### Exercise directions
Reproduce the data exactly.

### Stored rows
========

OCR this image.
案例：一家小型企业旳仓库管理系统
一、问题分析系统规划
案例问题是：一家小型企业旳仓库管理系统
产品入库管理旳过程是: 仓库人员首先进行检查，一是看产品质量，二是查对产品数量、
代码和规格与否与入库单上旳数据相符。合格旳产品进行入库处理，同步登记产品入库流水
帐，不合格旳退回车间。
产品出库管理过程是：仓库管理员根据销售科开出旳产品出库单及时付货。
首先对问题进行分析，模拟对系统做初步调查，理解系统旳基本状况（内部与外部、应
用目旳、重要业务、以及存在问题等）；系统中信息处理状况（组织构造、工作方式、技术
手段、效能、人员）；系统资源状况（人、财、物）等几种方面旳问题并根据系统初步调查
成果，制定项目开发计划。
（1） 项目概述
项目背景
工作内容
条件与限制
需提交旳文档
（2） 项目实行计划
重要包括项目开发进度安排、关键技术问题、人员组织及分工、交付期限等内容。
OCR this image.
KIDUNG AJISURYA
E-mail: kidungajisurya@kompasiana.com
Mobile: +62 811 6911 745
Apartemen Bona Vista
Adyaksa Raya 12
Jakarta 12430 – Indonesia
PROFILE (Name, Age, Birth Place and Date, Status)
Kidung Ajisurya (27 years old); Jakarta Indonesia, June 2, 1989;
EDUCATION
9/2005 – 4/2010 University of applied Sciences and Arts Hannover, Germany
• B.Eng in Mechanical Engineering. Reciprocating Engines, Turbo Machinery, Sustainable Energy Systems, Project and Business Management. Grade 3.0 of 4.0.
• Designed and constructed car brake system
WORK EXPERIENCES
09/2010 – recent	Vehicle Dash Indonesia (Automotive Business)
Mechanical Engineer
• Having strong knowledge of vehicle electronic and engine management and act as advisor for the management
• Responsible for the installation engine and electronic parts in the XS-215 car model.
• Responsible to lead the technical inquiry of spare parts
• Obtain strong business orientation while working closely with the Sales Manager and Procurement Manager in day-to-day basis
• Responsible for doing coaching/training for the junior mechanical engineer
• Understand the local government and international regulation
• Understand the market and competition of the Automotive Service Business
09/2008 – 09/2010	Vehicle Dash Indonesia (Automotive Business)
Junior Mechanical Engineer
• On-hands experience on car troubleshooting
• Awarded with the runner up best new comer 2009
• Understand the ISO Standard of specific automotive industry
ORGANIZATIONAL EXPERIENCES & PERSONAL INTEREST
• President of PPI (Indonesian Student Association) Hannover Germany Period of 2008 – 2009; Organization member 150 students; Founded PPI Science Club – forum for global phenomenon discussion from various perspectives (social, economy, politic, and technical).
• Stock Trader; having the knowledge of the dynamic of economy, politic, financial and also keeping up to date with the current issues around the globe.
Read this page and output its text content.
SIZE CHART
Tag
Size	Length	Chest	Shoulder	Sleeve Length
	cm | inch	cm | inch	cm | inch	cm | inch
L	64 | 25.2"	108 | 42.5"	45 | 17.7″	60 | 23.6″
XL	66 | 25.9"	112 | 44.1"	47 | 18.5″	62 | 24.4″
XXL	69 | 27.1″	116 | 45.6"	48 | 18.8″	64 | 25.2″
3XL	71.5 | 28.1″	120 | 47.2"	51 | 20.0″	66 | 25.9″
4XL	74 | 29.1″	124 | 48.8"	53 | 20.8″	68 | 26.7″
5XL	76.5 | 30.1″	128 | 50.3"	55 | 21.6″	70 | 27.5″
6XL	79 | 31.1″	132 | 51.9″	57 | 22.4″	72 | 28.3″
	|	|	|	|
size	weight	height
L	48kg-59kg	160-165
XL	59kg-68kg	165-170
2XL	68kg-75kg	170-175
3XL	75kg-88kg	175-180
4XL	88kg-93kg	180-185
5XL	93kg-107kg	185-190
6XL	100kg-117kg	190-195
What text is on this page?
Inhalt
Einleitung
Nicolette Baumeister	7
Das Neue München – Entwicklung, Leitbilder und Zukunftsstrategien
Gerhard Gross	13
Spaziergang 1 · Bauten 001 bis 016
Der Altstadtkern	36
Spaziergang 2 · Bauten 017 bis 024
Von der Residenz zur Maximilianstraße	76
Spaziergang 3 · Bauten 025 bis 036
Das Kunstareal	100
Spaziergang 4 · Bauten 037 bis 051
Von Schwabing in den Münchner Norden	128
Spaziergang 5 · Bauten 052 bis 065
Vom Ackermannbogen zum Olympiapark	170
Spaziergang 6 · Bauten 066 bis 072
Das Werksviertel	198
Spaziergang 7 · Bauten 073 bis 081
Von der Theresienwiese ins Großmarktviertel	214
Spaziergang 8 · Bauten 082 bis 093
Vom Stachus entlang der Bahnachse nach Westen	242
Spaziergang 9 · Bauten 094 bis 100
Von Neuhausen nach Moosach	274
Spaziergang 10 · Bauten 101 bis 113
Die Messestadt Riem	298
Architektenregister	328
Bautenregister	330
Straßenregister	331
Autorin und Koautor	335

========

### Task output
OCR this image.
案例：一家小型企业旳仓库管理系统
一、问题分析系统规划
案例问题是：一家小型企业旳仓库管理系统
产品入库管理旳过程是: 仓库人员首先进行检查，一是看产品质量，二是查对产品数量、
代码和规格与否与入库单上旳数据相符。合格旳产品进行入库处理，同步登记产品入库流水
帐，不合格旳退回车间。
产品出库管理过程是：仓库管理员根据销售科开出旳产品出库单及时付货。
首先对问题进行分析，模拟对系统做初步调查，理解系统旳基本状况（内部与外部、应
用目旳、重要业务、以及存在问题等）；系统中信息处理状况（组织构造、工作方式、技术
手段、效能、人员）；系统资源状况（人、财、物）等几种方面旳问题并根据系统初步调查
成果，制定项目开发计划。
（1） 项目概述
项目背景
工作内容
条件与限制
需提交旳文档
（2） 项目实行计划
重要包括项目开发进度安排、关键技术问题、人员组织及分工、交付期限等内容。
OCR this image.
KIDUNG AJISURYA
E-mail: kidungajisurya@kompasiana.com
Mobile: +62 811 6911 745
Apartemen Bona Vista
Adyaksa Raya 12
Jakarta 12430 – Indonesia
PROFILE (Name, Age, Birth Place and Date, Status)
Kidung Ajisurya (27 years old); Jakarta Indonesia, June 2, 1989;
EDUCATION
9/2005 – 4/2010 University of applied Sciences and Arts Hannover, Germany
• B.Eng in Mechanical Engineering. Reciprocating Engines, Turbo Machinery, Sustainable Energy Systems, Project and Business Management. Grade 3.0 of 4.0.
• Designed and constructed car brake system
WORK EXPERIENCES
09/2010 – recent	Vehicle Dash Indonesia (Automotive Business)
Mechanical Engineer
• Having strong knowledge of vehicle electronic and engine management and act as advisor for the management
• Responsible for the installation engine and electronic parts in the XS-215 car model.
• Responsible to lead the technical inquiry of spare parts
• Obtain strong business orientation while working closely with the Sales Manager and Procurement Manager in day-to-day basis
• Responsible for doing coaching/training for the junior mechanical engineer
• Understand the local government and international regulation
• Understand the market and competition of the Automotive Service Business
09/2008 – 09/2010	Vehicle Dash Indonesia (Automotive Business)
Junior Mechanical Engineer
• On-hands experience on car troubleshooting
• Awarded with the runner up best new comer 2009
• Understand the ISO Standard of specific automotive industry
ORGANIZATIONAL EXPERIENCES & PERSONAL INTEREST
• President of PPI (Indonesian Student Association) Hannover Germany Period of 2008 – 2009; Organization member 150 students; Founded PPI Science Club – forum for global phenomenon discussion from various perspectives (social, economy, politic, and technical).
• Stock Trader; having the knowledge of the dynamic of economy, politic, financial and also keeping up to date with the current issues around the globe.
Read this page and output its text content.
SIZE CHART
Tag
Size	Length	Chest	Shoulder	Sleeve Length
	cm | inch	cm | inch	cm | inch	cm | inch
L	64 | 25.2"	108 | 42.5"	45 | 17.7″	60 | 23.6″
XL	66 | 25.9"	112 | 44.1"	47 | 18.5″	62 | 24.4″
XXL	69 | 27.1″	116 | 45.6"	48 | 18.8″	64 | 25.2″
3XL	71.5 | 28.1″	120 | 47.2"	51 | 20.0″	66 | 25.9″
4XL	74 | 29.1″	124 | 48.8"	53 | 20.8″	68 | 26.7″
5XL	76.5 | 30.1″	128 | 50.3"	55 | 21.6″	70 | 27.5″
6XL	79 | 31.1″	132 | 51.9″	57 | 22.4″	72 | 28.3″
	|	|	|	|
size	weight	height
L	48kg-59kg	160-165
XL	59kg-68kg	165-170
2XL	68kg-75kg	170-175
3XL	75kg-88kg	175-180
4XL	88kg-93kg	180-185
5XL	93kg-107kg	185-190
6XL	100kg-117kg	190-195
What text is on this page?
Inhalt
Einleitung
Nicolette Baumeister	7
Das Neue München – Entwicklung, Leitbilder und Zukunftsstrategien
Gerhard Gross	13
Spaziergang 1 · Bauten 001 bis 016
Der Altstadtkern	36
Spaziergang 2 · Bauten 017 bis 024
Von der Residenz zur Maximilianstraße	76
Spaziergang 3 · Bauten 025 bis 036
Das Kunstareal	100
Spaziergang 4 · Bauten 037 bis 051
Von Schwabing in den Münchner Norden	128
Spaziergang 5 · Bauten 052 bis 065
Vom Ackermannbogen zum Olympiapark	170
Spaziergang 6 · Bauten 066 bis 072
Das Werksviertel	198
Spaziergang 7 · Bauten 073 bis 081
Von der Theresienwiese ins Großmarktviertel	214
Spaziergang 8 · Bauten 082 bis 093
Vom Stachus entlang der Bahnachse nach Westen	242
Spaziergang 9 · Bauten 094 bis 100
Von Neuhausen nach Moosach	274
Spaziergang 10 · Bauten 101 bis 113
Die Messestadt Riem	298
Architektenregister	328
Bautenregister	330
Straßenregister	331
Autorin und Koautor	335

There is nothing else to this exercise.